[Prompt]
State the number of lines that contain the word "Risk", and add nothing else.
======== The data
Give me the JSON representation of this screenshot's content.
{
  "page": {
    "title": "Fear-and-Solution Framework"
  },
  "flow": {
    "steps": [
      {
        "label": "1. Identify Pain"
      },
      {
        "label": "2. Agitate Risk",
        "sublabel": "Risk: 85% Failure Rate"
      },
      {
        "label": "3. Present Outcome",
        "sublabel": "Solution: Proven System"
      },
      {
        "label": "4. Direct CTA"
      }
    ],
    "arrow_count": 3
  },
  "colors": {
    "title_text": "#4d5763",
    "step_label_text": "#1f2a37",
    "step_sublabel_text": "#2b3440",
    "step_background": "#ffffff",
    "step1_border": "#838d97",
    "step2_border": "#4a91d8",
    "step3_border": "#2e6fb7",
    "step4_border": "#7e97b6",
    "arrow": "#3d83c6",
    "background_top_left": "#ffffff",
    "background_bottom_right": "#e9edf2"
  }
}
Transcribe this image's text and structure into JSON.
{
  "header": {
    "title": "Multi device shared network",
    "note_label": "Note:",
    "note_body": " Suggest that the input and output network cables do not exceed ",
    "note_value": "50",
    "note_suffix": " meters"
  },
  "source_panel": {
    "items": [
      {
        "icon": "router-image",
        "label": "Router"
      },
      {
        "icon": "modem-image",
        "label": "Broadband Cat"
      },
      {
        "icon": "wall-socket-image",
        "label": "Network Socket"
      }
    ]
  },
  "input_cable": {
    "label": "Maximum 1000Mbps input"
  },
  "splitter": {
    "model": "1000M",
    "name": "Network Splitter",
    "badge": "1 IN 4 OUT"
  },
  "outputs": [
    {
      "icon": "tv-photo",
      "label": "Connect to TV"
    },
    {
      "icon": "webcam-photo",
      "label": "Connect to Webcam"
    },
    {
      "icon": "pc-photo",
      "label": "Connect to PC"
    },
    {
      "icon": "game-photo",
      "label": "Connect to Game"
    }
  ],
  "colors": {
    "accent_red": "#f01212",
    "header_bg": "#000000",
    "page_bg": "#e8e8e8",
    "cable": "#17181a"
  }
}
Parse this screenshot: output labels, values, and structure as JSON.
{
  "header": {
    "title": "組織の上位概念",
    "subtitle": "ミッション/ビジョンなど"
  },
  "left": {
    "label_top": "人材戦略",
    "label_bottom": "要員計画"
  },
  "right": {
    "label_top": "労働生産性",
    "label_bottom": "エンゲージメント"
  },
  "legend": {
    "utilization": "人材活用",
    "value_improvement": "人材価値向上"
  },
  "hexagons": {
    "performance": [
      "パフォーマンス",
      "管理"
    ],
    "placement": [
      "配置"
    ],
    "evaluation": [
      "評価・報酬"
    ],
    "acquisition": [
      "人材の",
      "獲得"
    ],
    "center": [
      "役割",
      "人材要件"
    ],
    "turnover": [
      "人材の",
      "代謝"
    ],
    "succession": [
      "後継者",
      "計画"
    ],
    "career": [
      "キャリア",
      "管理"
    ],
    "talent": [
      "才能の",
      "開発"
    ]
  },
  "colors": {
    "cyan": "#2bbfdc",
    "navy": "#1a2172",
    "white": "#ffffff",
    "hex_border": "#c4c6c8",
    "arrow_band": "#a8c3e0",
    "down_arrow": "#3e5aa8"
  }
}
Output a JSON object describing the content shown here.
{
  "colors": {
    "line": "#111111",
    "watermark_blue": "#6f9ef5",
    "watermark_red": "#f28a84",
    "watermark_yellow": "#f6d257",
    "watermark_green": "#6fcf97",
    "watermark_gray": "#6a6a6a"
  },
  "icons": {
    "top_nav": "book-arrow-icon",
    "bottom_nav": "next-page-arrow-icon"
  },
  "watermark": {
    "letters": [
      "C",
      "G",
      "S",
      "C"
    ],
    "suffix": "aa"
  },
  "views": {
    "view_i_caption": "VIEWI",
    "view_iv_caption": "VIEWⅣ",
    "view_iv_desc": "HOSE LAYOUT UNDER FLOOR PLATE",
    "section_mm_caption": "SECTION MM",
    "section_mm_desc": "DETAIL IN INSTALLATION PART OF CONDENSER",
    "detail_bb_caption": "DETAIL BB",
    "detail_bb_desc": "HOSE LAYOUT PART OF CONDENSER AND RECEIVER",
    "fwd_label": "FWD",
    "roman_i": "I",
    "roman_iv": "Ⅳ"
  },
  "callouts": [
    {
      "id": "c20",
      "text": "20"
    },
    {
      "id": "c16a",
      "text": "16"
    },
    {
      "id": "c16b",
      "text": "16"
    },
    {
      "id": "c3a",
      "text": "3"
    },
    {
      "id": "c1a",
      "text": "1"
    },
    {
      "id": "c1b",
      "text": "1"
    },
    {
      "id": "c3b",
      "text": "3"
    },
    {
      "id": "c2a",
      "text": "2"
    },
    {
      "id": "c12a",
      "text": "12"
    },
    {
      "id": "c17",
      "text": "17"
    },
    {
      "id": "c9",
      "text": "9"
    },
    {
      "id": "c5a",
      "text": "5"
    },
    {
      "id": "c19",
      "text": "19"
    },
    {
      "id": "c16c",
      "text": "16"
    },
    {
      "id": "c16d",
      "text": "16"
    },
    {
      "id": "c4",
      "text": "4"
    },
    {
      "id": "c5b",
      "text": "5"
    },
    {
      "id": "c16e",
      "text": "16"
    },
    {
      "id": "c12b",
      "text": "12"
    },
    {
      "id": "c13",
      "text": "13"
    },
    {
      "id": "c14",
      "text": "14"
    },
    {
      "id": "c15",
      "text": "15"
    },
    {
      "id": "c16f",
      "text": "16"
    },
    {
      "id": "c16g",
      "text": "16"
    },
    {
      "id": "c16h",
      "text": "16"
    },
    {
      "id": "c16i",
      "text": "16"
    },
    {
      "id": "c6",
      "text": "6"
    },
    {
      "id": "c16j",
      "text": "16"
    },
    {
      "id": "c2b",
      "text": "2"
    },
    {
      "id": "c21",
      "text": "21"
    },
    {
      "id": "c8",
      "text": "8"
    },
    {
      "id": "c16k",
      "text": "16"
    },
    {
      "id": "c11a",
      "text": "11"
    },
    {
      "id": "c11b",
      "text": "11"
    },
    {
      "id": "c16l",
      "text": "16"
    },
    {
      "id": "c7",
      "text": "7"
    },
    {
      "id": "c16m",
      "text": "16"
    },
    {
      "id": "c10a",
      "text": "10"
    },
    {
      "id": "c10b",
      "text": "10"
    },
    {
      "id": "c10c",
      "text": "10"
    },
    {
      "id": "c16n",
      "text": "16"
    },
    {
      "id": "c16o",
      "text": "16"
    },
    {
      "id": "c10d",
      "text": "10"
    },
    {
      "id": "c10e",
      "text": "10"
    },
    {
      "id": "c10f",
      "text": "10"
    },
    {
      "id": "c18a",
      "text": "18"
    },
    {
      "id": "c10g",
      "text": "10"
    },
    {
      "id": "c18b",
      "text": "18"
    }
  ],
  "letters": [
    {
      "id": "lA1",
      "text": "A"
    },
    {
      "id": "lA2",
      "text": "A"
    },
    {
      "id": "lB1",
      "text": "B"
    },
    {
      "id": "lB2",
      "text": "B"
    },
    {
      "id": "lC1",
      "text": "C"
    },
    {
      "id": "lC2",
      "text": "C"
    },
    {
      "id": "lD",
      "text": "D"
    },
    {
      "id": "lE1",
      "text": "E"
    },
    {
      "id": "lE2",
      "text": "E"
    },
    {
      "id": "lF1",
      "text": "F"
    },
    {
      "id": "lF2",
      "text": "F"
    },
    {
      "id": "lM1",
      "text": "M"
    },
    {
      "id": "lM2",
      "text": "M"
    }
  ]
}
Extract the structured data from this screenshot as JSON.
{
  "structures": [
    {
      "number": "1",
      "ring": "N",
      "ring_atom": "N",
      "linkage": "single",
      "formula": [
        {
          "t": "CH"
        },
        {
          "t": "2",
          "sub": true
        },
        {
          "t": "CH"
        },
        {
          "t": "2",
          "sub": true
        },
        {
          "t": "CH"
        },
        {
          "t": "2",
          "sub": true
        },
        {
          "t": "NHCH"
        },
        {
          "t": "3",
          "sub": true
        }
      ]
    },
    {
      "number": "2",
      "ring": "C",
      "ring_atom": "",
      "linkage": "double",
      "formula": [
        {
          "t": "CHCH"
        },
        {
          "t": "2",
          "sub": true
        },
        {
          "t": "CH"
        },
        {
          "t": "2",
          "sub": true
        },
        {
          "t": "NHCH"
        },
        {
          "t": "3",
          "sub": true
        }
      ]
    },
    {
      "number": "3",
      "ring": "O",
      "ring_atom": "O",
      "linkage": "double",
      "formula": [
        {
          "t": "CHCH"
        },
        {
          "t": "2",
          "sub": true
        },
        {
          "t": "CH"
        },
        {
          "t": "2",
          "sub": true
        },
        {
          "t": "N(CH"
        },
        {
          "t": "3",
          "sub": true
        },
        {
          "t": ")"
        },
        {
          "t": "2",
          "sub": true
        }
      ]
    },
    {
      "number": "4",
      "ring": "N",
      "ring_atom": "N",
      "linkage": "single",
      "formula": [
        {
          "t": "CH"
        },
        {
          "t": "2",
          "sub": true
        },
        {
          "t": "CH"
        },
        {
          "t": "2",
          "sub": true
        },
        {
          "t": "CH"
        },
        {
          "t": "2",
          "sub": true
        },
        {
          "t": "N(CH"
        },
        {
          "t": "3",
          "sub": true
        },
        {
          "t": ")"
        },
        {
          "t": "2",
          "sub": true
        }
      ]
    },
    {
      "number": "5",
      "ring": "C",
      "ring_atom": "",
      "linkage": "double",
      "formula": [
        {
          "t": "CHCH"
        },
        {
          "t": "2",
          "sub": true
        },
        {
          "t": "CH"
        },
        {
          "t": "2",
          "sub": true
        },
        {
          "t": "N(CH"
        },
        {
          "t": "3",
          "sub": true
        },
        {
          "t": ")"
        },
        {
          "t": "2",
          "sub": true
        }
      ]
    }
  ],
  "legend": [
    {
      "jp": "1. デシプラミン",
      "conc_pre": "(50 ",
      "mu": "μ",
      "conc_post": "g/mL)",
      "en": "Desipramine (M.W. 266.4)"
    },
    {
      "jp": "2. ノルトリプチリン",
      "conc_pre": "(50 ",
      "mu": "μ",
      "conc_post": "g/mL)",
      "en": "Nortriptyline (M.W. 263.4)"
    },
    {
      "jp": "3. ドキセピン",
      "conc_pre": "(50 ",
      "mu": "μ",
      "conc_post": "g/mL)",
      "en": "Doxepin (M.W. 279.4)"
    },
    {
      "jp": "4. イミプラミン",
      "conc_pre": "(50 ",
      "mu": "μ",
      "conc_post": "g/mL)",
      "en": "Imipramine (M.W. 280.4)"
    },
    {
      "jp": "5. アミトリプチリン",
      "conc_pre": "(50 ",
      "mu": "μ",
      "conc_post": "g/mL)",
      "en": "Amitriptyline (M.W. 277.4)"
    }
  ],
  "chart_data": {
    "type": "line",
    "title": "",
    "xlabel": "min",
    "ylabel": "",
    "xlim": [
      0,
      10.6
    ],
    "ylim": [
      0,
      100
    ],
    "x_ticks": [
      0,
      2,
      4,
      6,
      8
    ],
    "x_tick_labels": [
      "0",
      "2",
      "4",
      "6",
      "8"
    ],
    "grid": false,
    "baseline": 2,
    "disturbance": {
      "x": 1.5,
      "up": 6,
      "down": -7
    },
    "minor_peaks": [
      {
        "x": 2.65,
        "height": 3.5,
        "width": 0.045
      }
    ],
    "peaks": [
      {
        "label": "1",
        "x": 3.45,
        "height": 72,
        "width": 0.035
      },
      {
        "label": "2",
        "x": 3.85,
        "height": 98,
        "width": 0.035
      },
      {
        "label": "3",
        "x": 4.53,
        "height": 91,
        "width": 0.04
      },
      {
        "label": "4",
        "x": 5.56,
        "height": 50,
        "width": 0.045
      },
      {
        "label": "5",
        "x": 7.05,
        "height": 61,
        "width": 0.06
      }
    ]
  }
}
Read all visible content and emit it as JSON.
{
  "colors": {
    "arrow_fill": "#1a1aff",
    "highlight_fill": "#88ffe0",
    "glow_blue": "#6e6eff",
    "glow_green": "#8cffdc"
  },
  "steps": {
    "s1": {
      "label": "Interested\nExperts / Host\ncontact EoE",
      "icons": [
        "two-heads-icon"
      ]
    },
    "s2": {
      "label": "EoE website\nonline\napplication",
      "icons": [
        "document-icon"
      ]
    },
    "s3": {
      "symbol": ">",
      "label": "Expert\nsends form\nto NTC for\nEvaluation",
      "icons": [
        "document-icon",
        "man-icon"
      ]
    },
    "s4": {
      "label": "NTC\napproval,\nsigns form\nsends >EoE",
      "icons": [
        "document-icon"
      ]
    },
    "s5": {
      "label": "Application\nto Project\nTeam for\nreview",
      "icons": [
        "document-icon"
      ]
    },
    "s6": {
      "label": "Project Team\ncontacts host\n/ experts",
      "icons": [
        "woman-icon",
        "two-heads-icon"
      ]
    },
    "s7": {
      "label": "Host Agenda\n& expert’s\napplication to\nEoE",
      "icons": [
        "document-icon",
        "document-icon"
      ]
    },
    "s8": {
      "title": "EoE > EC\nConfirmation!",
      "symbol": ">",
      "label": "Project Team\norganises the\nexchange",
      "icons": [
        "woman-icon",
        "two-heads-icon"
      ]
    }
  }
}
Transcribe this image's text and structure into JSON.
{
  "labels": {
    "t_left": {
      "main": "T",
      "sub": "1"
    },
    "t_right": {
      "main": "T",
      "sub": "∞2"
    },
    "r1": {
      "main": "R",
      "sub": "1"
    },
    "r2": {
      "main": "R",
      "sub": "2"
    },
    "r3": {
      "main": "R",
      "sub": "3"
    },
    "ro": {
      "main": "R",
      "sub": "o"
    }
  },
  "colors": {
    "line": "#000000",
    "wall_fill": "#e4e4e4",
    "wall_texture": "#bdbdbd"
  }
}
================
[Expected answer]
2